### Given exercise
Locate the word "negative" in the material, then show every line that holds it.

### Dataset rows
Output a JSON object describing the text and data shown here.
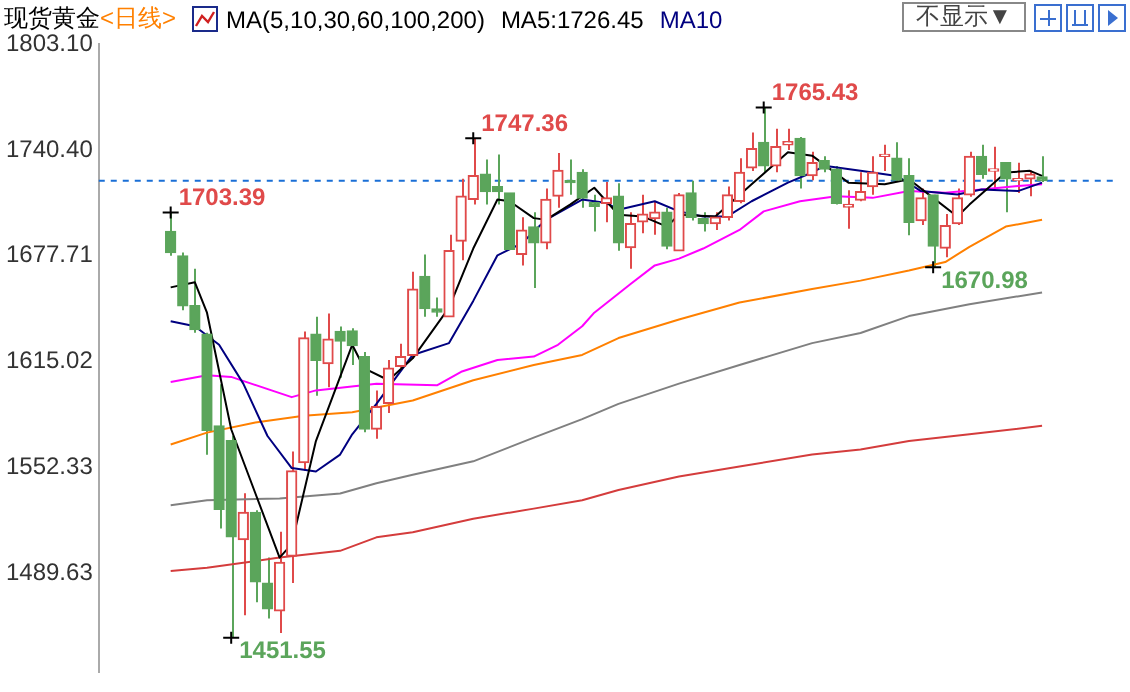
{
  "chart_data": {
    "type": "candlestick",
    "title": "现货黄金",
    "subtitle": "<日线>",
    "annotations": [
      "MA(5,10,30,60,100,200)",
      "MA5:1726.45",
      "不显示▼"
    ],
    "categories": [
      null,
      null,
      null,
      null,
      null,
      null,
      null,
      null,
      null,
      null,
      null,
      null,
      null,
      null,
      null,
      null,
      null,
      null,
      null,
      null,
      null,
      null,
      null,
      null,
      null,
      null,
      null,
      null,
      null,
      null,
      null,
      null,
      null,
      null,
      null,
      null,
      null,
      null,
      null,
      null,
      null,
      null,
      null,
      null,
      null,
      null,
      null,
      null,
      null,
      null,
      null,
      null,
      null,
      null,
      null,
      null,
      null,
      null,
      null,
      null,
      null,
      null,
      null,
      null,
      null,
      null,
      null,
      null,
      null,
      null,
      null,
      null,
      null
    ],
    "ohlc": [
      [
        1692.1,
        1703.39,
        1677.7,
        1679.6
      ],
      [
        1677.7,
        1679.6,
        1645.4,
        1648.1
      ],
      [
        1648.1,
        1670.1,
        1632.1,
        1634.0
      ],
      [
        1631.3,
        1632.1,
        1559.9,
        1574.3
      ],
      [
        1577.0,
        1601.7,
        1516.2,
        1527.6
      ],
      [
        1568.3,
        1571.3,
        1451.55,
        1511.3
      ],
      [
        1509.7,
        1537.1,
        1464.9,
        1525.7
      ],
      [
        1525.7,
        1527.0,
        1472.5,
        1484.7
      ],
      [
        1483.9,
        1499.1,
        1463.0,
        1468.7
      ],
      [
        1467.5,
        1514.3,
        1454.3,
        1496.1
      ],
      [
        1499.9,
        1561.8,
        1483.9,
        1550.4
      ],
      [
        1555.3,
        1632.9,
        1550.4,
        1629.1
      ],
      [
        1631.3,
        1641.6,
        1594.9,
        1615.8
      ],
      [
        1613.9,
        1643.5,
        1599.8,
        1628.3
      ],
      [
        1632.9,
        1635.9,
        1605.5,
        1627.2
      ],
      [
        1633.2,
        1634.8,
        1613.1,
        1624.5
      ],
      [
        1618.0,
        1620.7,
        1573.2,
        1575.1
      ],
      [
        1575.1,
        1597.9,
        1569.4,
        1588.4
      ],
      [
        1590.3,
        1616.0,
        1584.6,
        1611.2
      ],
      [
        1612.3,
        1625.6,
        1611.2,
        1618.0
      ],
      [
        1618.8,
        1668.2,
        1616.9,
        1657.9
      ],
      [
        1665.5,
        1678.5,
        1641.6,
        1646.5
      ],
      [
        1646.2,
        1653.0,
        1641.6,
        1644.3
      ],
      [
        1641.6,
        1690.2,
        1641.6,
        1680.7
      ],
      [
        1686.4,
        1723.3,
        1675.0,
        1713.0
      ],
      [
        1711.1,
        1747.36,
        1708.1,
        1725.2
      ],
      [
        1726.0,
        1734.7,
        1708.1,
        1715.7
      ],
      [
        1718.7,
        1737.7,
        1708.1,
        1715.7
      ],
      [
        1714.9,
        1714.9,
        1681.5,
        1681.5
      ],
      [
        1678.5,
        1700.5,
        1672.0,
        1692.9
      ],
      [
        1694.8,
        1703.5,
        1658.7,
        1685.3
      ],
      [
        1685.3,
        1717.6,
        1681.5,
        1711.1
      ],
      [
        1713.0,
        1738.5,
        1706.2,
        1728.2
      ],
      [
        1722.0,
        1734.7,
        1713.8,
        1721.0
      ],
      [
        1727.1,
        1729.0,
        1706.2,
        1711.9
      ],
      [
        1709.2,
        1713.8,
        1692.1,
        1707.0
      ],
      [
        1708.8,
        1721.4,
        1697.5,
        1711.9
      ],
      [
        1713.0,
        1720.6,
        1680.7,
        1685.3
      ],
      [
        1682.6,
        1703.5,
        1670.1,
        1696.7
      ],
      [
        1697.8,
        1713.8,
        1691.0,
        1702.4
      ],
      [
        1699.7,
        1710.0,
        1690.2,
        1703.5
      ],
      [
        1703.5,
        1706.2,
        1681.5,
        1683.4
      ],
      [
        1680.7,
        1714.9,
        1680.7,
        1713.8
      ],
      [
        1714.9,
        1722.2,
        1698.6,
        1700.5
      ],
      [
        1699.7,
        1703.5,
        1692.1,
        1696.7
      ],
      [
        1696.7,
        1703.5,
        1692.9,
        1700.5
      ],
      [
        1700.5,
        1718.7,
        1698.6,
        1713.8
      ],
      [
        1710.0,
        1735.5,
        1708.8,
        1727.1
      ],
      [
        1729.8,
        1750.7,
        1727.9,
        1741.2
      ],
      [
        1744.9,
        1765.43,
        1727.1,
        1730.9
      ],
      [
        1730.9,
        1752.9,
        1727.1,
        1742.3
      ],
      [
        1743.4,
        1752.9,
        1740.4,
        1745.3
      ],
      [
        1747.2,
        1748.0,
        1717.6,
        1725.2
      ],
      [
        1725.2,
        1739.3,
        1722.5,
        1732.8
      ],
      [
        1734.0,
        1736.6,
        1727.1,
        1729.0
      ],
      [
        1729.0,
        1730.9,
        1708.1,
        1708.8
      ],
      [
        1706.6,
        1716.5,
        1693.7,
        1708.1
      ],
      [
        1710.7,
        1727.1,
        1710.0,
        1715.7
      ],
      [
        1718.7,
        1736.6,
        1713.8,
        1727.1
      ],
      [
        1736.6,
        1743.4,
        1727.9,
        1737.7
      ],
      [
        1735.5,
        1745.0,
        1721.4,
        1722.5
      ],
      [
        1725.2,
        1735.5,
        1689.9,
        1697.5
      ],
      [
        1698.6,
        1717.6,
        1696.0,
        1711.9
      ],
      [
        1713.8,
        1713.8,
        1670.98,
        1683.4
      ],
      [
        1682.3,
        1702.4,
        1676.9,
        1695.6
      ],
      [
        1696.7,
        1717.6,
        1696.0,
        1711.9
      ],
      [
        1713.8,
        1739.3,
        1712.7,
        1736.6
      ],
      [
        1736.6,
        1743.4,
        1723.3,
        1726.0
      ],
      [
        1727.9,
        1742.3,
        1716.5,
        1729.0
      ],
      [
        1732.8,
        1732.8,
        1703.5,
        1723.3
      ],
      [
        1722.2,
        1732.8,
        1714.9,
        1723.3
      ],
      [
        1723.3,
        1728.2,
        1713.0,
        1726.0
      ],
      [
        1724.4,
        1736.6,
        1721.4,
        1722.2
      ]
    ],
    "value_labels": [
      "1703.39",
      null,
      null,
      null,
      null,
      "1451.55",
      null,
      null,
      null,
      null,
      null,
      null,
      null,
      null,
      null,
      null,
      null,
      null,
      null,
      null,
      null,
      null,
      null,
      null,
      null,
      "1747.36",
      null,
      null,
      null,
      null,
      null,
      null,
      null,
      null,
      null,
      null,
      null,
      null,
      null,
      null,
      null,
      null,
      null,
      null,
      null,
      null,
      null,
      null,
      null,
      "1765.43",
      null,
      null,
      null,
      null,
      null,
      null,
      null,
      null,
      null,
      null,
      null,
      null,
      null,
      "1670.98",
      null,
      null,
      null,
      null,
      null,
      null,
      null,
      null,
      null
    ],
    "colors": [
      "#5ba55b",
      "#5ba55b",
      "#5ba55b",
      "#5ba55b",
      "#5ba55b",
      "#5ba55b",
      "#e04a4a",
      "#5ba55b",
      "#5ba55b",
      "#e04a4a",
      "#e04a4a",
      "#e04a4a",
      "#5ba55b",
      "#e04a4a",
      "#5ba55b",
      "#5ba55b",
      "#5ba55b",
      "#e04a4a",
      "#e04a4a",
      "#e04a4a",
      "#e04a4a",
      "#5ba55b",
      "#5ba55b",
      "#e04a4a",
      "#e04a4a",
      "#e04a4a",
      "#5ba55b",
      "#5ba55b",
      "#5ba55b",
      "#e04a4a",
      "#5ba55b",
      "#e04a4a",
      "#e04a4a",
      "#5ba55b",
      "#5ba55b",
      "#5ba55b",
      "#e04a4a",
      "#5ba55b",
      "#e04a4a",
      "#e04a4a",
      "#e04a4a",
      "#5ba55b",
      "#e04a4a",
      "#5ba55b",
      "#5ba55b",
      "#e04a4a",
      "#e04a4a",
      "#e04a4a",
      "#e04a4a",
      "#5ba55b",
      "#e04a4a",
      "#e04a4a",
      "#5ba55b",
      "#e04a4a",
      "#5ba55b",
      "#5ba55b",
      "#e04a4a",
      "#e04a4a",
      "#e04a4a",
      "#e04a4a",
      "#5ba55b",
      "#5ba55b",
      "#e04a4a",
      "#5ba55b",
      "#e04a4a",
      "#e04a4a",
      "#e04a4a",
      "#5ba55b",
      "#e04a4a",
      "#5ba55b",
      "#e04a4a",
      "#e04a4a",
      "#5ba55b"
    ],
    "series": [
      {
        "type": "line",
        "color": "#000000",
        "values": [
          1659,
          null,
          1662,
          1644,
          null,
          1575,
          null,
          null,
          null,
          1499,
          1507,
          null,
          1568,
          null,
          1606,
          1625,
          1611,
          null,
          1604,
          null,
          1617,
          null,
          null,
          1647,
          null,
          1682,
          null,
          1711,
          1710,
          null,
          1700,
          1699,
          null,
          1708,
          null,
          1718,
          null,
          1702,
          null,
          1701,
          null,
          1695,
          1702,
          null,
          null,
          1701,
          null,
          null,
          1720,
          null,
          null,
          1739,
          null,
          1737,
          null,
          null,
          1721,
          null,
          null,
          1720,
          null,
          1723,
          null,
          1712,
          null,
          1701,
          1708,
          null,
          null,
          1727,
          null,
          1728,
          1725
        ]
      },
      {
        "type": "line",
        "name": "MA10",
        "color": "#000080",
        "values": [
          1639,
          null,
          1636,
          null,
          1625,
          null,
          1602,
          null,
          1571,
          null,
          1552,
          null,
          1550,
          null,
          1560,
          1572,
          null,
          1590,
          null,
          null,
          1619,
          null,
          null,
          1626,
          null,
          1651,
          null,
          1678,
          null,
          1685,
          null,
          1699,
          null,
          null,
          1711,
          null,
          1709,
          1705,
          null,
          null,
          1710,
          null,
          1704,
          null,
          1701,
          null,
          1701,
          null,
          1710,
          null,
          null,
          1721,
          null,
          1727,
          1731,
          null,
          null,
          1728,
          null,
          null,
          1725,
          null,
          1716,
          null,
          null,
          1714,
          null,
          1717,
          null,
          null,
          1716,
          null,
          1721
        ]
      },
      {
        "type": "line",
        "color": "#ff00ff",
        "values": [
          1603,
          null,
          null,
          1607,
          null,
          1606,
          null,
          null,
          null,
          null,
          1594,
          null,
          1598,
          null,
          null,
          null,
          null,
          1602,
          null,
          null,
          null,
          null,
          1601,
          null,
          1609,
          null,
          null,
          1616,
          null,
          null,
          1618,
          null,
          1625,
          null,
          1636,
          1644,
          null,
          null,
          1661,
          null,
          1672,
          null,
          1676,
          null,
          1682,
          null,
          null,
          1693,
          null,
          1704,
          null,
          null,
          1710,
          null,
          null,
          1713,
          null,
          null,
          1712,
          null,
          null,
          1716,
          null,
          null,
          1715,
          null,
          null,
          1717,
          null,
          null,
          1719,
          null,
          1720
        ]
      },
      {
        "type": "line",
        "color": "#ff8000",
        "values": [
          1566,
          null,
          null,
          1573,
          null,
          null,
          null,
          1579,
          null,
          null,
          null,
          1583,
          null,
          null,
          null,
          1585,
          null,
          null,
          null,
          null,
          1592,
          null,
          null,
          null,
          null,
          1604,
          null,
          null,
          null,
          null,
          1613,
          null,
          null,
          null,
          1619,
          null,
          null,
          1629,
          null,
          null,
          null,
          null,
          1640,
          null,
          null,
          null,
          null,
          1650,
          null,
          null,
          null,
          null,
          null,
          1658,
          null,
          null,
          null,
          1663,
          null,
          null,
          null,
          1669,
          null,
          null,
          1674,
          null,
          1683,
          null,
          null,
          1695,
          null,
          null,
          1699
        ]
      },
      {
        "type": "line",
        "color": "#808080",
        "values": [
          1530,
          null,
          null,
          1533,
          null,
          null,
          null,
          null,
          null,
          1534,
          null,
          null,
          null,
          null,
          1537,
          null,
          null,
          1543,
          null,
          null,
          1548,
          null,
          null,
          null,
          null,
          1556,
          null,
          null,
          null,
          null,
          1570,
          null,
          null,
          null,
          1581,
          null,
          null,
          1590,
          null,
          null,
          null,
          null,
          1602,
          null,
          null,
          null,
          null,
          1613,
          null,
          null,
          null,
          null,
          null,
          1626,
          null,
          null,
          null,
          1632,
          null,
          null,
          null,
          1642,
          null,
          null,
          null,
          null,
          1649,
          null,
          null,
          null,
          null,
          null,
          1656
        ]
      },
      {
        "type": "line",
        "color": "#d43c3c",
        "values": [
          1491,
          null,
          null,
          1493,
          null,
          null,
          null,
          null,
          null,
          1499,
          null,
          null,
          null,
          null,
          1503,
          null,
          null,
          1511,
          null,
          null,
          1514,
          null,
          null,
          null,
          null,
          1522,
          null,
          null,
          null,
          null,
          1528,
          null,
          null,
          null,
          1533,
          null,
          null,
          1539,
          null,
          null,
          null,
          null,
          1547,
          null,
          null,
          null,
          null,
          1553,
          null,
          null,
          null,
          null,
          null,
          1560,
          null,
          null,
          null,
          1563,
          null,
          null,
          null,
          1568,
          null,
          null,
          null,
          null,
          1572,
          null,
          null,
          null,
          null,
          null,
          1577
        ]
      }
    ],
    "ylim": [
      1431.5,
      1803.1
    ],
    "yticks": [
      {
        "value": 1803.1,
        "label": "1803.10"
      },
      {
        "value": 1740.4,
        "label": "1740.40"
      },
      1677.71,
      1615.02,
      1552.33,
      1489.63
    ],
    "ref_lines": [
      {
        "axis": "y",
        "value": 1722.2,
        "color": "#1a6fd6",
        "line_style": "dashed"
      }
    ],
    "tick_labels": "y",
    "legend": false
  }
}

...

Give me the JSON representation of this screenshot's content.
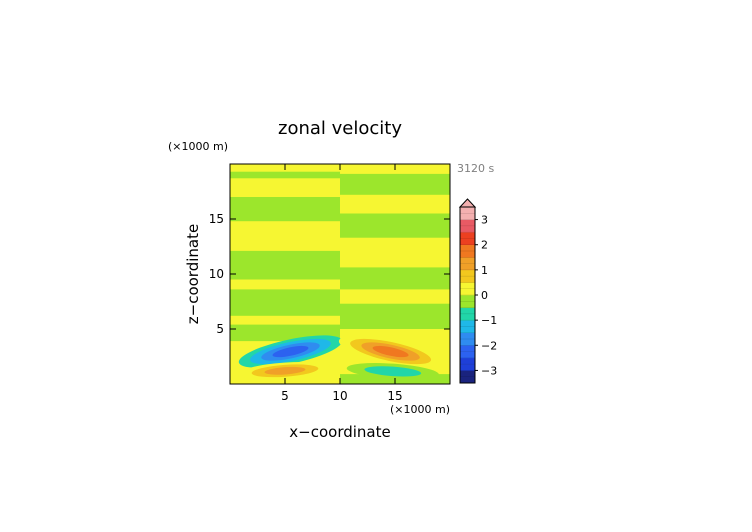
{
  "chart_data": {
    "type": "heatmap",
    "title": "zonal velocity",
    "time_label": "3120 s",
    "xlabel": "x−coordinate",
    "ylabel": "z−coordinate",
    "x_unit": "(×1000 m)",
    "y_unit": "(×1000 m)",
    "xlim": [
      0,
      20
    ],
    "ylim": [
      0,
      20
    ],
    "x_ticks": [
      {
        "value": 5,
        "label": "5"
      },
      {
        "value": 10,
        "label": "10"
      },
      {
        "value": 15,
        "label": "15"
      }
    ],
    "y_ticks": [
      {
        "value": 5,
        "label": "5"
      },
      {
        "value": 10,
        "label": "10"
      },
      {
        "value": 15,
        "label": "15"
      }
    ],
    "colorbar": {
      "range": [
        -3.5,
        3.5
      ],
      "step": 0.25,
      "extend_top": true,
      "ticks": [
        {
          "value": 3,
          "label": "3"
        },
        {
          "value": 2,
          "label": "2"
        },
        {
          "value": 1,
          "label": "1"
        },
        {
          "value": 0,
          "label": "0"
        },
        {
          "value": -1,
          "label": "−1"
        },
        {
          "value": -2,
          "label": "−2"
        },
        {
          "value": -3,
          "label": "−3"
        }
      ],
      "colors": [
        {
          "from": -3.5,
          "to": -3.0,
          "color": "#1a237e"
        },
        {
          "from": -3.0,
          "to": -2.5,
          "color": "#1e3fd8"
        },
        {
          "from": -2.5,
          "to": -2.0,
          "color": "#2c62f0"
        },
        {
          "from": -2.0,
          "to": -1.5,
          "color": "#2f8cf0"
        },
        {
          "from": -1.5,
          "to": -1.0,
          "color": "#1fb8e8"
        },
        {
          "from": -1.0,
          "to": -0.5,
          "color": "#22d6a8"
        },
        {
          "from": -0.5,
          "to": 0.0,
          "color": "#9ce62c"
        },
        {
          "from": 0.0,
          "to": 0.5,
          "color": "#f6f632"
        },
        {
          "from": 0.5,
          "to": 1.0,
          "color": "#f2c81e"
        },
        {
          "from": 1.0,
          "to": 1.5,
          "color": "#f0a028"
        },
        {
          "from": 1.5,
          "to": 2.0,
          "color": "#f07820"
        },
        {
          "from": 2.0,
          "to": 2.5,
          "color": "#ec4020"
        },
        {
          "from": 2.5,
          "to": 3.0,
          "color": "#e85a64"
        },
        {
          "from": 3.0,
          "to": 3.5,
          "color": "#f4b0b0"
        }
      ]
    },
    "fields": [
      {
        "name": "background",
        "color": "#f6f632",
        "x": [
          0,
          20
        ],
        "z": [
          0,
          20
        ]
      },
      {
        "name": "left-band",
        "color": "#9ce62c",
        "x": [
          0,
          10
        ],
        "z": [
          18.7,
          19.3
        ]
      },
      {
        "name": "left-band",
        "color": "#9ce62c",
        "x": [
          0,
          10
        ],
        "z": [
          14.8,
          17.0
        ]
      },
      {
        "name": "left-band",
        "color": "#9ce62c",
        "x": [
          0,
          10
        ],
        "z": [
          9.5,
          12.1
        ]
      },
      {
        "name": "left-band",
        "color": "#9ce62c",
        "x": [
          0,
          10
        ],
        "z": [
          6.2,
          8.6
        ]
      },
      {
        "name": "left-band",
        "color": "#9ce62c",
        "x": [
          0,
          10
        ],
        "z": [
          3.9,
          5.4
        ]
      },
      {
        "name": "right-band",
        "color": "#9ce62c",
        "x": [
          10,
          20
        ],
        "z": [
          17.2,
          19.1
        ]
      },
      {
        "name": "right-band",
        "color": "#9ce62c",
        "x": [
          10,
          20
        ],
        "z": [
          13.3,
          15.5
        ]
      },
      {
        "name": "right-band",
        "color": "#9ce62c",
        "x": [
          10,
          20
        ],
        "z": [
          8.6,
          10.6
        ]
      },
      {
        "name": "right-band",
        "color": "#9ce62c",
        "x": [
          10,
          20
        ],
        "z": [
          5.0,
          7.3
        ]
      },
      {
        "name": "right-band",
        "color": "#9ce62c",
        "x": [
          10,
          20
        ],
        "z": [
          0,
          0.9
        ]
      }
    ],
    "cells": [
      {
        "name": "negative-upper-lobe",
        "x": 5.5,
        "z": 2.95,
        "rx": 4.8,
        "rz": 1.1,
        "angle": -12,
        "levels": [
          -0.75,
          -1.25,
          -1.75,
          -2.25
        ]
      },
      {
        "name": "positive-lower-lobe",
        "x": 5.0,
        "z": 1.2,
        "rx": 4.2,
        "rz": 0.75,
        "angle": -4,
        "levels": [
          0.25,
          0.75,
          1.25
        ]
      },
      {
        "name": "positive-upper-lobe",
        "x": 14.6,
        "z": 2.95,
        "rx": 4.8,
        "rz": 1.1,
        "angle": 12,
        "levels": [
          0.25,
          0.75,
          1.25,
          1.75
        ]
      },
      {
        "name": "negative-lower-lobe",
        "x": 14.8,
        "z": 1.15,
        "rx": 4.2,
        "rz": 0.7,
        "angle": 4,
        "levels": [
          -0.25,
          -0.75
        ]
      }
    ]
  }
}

### Result for this exercise
        "name": "negative-upper-lobe",
        "name": "negative-lower-lobe",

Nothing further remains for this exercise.